▸ **Entries provided**:
════════════════
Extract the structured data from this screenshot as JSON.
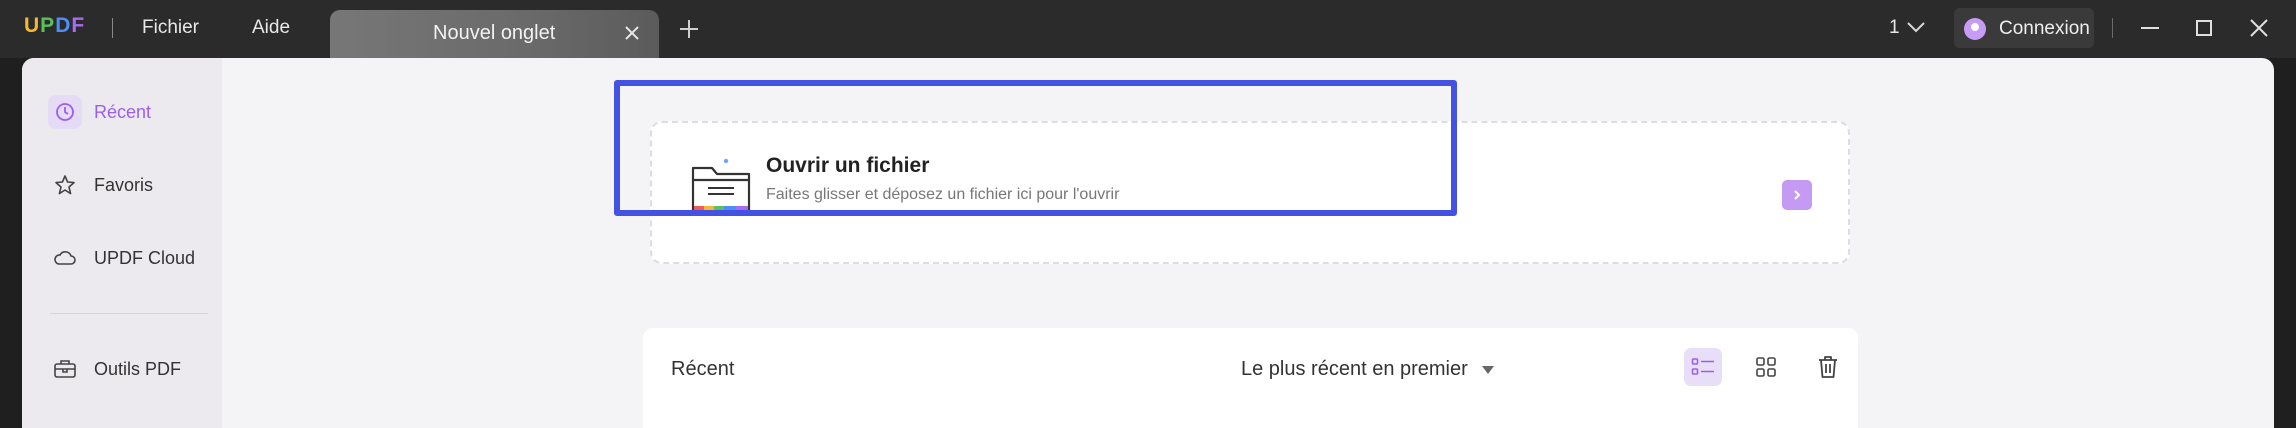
{
  "app": {
    "logo": [
      "U",
      "P",
      "D",
      "F"
    ],
    "menu": {
      "file": "Fichier",
      "help": "Aide"
    },
    "tab": {
      "title": "Nouvel onglet"
    },
    "page_indicator": "1",
    "login_label": "Connexion"
  },
  "sidebar": {
    "items": [
      {
        "label": "Récent",
        "icon": "clock-icon",
        "active": true
      },
      {
        "label": "Favoris",
        "icon": "star-icon",
        "active": false
      },
      {
        "label": "UPDF Cloud",
        "icon": "cloud-icon",
        "active": false
      },
      {
        "label": "Outils PDF",
        "icon": "toolbox-icon",
        "active": false
      }
    ]
  },
  "open_file": {
    "title": "Ouvrir un fichier",
    "subtitle": "Faites glisser et déposez un fichier ici pour l'ouvrir"
  },
  "recent": {
    "title": "Récent",
    "sort_value": "Le plus récent en premier"
  },
  "colors": {
    "accent": "#9b5ff0",
    "highlight": "#4352e3",
    "titlebar": "#2b2b2b"
  }
}
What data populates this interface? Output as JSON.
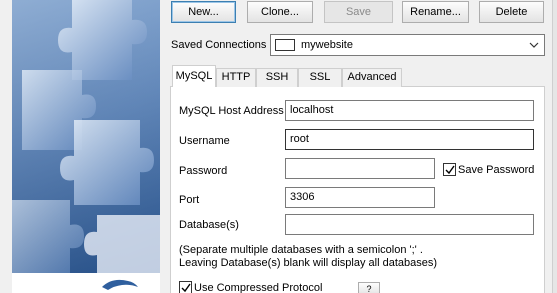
{
  "toolbar": {
    "new_label": "New...",
    "clone_label": "Clone...",
    "save_label": "Save",
    "rename_label": "Rename...",
    "delete_label": "Delete"
  },
  "saved_connections": {
    "label": "Saved Connections",
    "value": "mywebsite",
    "swatch_color": "#ffffff"
  },
  "tabs": [
    {
      "label": "MySQL",
      "active": true
    },
    {
      "label": "HTTP",
      "active": false
    },
    {
      "label": "SSH",
      "active": false
    },
    {
      "label": "SSL",
      "active": false
    },
    {
      "label": "Advanced",
      "active": false
    }
  ],
  "form": {
    "host_label": "MySQL Host Address",
    "host_value": "localhost",
    "username_label": "Username",
    "username_value": "root",
    "password_label": "Password",
    "password_value": "",
    "save_password_label": "Save Password",
    "save_password_checked": true,
    "port_label": "Port",
    "port_value": "3306",
    "databases_label": "Database(s)",
    "databases_value": "",
    "help_line1": "(Separate multiple databases with a semicolon ';' .",
    "help_line2": "Leaving Database(s) blank will display all databases)",
    "compressed_label": "Use Compressed Protocol",
    "compressed_checked": true,
    "help_button_label": "?"
  },
  "colors": {
    "window_bg": "#f0f0f0",
    "accent_border": "#3c7fb1",
    "banner_blue": "#2f5f9e"
  },
  "icons": [
    "puzzle-banner-image",
    "chevron-down-icon",
    "checkmark-icon",
    "dolphin-logo-icon"
  ]
}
════════════════
Print all of the entries word for word. Omit the pictures they contain.

▸ **Complete output**:
Extract the structured data from this screenshot as JSON.
{
  "app": {
    "logo": [
      "U",
      "P",
      "D",
      "F"
    ],
    "menu": {
      "file": "Fichier",
      "help": "Aide"
    },
    "tab": {
      "title": "Nouvel onglet"
    },
    "page_indicator": "1",
    "login_label": "Connexion"
  },
  "sidebar": {
    "items": [
      {
        "label": "Récent",
        "icon": "clock-icon",
        "active": true
      },
      {
        "label": "Favoris",
        "icon": "star-icon",
        "active": false
      },
      {
        "label": "UPDF Cloud",
        "icon": "cloud-icon",
        "active": false
      },
      {
        "label": "Outils PDF",
        "icon": "toolbox-icon",
        "active": false
      }
    ]
  },
  "open_file": {
    "title": "Ouvrir un fichier",
    "subtitle": "Faites glisser et déposez un fichier ici pour l'ouvrir"
  },
  "recent": {
    "title": "Récent",
    "sort_value": "Le plus récent en premier"
  },
  "colors": {
    "accent": "#9b5ff0",
    "highlight": "#4352e3",
    "titlebar": "#2b2b2b"
  }
}
What data populates this interface? Output as JSON.
{
  "toolbar": {
    "new_label": "New...",
    "clone_label": "Clone...",
    "save_label": "Save",
    "rename_label": "Rename...",
    "delete_label": "Delete"
  },
  "saved_connections": {
    "label": "Saved Connections",
    "value": "mywebsite",
    "swatch_color": "#ffffff"
  },
  "tabs": [
    {
      "label": "MySQL",
      "active": true
    },
    {
      "label": "HTTP",
      "active": false
    },
    {
      "label": "SSH",
      "active": false
    },
    {
      "label": "SSL",
      "active": false
    },
    {
      "label": "Advanced",
      "active": false
    }
  ],
  "form": {
    "host_label": "MySQL Host Address",
    "host_value": "localhost",
    "username_label": "Username",
    "username_value": "root",
    "password_label": "Password",
    "password_value": "",
    "save_password_label": "Save Password",
    "save_password_checked": true,
    "port_label": "Port",
    "port_value": "3306",
    "databases_label": "Database(s)",
    "databases_value": "",
    "help_line1": "(Separate multiple databases with a semicolon ';' .",
    "help_line2": "Leaving Database(s) blank will display all databases)",
    "compressed_label": "Use Compressed Protocol",
    "compressed_checked": true,
    "help_button_label": "?"
  },
  "colors": {
    "window_bg": "#f0f0f0",
    "accent_border": "#3c7fb1",
    "banner_blue": "#2f5f9e"
  },
  "icons": [
    "puzzle-banner-image",
    "chevron-down-icon",
    "checkmark-icon",
    "dolphin-logo-icon"
  ]
}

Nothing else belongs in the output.